[Stored items]
________________________

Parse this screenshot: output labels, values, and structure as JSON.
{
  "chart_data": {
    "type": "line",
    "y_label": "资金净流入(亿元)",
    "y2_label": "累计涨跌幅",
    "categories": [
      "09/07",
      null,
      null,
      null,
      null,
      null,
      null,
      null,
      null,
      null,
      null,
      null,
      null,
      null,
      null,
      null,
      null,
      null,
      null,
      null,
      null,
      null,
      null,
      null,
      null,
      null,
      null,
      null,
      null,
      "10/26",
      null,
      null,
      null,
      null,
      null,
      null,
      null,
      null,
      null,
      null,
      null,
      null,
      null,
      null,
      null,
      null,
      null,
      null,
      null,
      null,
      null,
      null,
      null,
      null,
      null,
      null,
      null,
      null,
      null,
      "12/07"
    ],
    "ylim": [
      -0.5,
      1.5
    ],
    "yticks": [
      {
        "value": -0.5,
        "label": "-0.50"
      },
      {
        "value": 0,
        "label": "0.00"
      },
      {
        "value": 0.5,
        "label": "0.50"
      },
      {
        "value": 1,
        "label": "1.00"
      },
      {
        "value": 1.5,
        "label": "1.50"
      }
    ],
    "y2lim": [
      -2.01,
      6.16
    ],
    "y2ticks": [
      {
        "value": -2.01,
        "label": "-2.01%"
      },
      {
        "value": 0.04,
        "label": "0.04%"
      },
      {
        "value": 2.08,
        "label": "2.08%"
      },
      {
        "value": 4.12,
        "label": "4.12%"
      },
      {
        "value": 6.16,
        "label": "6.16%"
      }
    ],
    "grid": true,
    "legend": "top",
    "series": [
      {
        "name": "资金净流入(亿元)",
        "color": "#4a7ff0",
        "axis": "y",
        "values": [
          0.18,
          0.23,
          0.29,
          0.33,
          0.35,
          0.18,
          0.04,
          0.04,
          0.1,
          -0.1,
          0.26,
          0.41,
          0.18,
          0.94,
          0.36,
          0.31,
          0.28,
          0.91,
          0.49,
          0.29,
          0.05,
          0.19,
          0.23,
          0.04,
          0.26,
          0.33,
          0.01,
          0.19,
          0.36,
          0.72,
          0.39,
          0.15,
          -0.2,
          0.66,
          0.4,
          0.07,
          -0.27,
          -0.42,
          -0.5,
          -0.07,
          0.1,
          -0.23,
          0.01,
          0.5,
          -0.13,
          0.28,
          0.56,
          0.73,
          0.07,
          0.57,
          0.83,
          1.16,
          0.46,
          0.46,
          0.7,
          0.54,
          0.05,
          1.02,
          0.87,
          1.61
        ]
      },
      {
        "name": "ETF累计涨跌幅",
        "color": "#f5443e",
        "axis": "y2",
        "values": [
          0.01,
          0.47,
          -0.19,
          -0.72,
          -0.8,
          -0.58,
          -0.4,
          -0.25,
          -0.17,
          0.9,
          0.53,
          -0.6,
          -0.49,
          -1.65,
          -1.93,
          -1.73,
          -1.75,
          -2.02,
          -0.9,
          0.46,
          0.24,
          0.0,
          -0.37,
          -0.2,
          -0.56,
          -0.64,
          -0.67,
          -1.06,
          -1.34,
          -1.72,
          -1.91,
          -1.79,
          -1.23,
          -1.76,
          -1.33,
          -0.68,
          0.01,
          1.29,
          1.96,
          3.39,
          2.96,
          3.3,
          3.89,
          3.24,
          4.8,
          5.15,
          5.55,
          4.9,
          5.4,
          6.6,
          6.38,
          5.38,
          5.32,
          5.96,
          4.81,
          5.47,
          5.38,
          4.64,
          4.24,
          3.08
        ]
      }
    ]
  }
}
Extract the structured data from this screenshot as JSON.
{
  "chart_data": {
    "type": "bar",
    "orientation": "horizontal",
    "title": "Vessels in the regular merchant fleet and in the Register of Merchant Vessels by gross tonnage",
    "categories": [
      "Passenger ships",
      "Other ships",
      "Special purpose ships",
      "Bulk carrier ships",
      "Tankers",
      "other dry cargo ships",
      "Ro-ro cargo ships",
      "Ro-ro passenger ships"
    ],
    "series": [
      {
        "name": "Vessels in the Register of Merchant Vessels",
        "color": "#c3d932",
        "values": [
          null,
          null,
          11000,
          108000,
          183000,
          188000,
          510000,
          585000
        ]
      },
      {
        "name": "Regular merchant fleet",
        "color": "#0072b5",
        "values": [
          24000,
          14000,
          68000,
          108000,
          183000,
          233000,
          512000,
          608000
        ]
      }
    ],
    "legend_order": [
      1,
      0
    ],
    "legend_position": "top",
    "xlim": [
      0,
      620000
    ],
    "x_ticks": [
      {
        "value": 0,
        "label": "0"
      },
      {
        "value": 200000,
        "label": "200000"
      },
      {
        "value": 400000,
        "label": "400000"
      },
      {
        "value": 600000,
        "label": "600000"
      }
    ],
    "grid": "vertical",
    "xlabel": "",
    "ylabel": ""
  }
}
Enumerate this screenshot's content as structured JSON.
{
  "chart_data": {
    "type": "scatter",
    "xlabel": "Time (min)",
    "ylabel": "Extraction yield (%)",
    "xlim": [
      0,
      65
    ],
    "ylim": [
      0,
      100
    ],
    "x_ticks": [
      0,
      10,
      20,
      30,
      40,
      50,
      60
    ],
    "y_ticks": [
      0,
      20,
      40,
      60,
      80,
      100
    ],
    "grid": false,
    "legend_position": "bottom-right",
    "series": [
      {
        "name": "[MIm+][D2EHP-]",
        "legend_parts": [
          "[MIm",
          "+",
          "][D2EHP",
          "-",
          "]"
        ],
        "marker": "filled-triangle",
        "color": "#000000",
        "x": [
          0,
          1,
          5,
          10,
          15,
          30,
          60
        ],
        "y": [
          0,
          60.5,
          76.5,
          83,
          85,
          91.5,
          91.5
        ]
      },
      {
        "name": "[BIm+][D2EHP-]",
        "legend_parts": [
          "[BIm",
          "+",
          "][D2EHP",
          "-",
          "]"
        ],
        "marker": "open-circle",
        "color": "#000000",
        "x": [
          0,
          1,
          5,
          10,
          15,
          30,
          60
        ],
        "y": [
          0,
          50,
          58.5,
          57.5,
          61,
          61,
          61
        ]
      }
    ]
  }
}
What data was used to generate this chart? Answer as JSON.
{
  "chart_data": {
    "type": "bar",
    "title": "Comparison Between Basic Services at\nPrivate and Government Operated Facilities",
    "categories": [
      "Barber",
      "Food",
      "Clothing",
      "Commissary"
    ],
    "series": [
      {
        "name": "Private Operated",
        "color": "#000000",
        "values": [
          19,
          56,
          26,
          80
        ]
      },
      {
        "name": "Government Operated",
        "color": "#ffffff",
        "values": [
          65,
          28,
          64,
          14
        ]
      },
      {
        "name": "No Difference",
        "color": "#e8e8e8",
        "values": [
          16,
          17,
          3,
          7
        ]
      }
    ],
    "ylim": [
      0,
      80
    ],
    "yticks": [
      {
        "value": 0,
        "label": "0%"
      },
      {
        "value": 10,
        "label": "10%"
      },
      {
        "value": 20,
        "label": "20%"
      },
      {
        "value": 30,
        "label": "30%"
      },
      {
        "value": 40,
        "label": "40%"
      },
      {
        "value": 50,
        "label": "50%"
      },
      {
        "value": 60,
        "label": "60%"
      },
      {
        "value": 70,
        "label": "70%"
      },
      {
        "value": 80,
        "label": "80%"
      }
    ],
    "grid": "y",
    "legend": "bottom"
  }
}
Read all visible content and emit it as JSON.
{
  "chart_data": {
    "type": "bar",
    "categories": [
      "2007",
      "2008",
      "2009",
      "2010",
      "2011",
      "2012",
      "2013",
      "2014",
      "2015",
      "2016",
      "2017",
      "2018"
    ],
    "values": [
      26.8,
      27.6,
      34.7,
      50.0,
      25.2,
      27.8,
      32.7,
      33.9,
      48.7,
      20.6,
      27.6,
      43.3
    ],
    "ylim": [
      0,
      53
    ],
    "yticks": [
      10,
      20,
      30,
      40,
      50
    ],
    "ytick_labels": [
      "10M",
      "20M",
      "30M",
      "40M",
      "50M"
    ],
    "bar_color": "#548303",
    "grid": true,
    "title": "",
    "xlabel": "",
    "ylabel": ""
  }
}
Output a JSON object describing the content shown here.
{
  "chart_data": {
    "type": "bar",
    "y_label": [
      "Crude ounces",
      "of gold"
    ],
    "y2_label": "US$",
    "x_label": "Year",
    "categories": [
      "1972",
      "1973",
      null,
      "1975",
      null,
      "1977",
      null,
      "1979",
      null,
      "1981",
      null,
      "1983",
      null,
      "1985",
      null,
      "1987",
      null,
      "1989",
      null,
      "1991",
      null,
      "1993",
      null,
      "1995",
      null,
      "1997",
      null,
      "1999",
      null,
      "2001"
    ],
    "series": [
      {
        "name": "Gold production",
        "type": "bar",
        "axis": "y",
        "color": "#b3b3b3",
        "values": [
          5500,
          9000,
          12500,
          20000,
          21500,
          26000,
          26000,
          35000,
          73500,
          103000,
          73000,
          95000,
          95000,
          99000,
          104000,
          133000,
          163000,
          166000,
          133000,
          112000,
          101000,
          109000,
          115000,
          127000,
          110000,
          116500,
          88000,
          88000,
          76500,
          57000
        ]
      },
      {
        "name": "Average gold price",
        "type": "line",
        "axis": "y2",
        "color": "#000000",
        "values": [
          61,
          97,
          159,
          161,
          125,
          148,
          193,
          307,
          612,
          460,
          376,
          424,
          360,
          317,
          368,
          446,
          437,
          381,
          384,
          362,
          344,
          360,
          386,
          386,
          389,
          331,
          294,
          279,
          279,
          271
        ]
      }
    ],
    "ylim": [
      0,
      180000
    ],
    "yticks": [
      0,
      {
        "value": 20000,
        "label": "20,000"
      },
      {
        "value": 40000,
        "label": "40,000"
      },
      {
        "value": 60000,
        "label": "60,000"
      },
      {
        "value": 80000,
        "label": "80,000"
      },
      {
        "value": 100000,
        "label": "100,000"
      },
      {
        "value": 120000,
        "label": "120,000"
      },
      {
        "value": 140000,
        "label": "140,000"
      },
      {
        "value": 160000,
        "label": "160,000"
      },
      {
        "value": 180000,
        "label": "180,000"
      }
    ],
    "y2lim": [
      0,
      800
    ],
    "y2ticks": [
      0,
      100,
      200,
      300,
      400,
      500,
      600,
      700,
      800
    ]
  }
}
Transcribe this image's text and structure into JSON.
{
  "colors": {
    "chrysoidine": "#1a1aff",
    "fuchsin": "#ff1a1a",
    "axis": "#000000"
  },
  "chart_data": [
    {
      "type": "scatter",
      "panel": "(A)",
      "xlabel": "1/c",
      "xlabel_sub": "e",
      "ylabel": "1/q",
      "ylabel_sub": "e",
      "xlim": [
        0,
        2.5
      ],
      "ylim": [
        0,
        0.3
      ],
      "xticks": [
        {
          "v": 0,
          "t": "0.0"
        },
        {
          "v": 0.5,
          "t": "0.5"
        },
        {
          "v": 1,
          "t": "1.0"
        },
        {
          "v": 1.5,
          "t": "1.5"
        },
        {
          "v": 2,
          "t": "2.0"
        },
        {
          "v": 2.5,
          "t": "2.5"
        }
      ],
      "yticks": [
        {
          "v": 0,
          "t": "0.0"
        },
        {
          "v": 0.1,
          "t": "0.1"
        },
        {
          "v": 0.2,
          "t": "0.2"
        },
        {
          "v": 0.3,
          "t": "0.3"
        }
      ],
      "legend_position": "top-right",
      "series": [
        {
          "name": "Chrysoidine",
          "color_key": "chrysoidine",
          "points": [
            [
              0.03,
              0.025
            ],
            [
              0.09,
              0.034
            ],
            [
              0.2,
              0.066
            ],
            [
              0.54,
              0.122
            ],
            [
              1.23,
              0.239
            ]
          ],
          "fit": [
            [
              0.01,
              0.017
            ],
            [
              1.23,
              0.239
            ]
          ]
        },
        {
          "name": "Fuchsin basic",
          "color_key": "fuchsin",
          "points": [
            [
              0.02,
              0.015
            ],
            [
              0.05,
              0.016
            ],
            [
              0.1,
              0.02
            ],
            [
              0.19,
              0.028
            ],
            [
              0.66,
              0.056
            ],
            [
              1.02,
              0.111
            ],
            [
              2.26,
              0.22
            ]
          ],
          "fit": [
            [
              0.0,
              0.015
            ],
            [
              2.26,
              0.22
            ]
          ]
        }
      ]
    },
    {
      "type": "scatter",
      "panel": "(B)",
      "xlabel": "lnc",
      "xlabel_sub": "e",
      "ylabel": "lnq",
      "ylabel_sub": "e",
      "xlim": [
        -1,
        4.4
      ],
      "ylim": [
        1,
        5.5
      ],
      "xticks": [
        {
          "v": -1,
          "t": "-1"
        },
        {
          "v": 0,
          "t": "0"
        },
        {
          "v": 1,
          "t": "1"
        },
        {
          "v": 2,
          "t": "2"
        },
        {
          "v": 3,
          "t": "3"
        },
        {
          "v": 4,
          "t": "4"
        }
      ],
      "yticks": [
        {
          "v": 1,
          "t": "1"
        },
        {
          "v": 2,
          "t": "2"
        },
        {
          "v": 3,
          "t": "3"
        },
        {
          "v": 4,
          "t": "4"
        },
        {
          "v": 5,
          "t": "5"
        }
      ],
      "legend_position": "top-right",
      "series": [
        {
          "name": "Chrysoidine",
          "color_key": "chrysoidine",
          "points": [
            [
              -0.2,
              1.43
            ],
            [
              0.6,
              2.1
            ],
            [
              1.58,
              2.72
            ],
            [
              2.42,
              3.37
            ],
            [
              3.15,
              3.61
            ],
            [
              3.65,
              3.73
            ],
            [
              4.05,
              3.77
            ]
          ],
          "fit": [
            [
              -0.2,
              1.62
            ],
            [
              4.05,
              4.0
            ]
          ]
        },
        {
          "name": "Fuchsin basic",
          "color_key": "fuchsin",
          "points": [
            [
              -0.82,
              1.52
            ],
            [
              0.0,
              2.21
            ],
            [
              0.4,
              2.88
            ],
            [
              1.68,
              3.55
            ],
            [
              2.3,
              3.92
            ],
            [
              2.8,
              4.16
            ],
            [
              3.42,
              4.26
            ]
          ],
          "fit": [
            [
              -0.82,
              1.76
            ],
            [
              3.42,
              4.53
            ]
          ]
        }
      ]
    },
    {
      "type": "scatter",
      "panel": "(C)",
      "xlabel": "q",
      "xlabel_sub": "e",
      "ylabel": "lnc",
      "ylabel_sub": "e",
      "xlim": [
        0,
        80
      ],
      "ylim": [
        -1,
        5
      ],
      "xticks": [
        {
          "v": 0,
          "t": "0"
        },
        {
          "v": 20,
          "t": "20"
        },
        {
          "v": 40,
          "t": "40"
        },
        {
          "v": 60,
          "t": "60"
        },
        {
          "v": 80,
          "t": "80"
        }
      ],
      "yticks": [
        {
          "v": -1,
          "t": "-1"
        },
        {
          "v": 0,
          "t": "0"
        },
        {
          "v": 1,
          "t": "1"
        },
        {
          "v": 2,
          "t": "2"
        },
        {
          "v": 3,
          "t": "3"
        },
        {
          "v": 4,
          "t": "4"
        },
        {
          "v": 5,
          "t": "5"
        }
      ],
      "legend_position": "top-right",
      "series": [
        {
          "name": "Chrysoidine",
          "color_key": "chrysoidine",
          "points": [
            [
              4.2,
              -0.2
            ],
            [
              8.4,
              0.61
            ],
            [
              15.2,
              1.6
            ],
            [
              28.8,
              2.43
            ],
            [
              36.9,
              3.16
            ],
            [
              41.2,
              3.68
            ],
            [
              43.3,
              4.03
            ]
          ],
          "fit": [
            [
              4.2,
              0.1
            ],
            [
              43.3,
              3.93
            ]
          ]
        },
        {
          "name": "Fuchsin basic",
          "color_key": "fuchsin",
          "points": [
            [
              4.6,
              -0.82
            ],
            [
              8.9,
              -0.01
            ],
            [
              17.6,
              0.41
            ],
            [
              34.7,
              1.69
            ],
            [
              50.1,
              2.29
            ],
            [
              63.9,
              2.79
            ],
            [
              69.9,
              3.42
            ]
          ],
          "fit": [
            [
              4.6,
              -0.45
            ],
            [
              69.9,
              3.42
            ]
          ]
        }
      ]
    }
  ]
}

________________________

Stated task.
Copy every line above in which the string "grid" shows up.

Result of this exercise.
    "grid": true,
    "grid": "vertical",
    "grid": false,
    "grid": "y",
    "grid": true,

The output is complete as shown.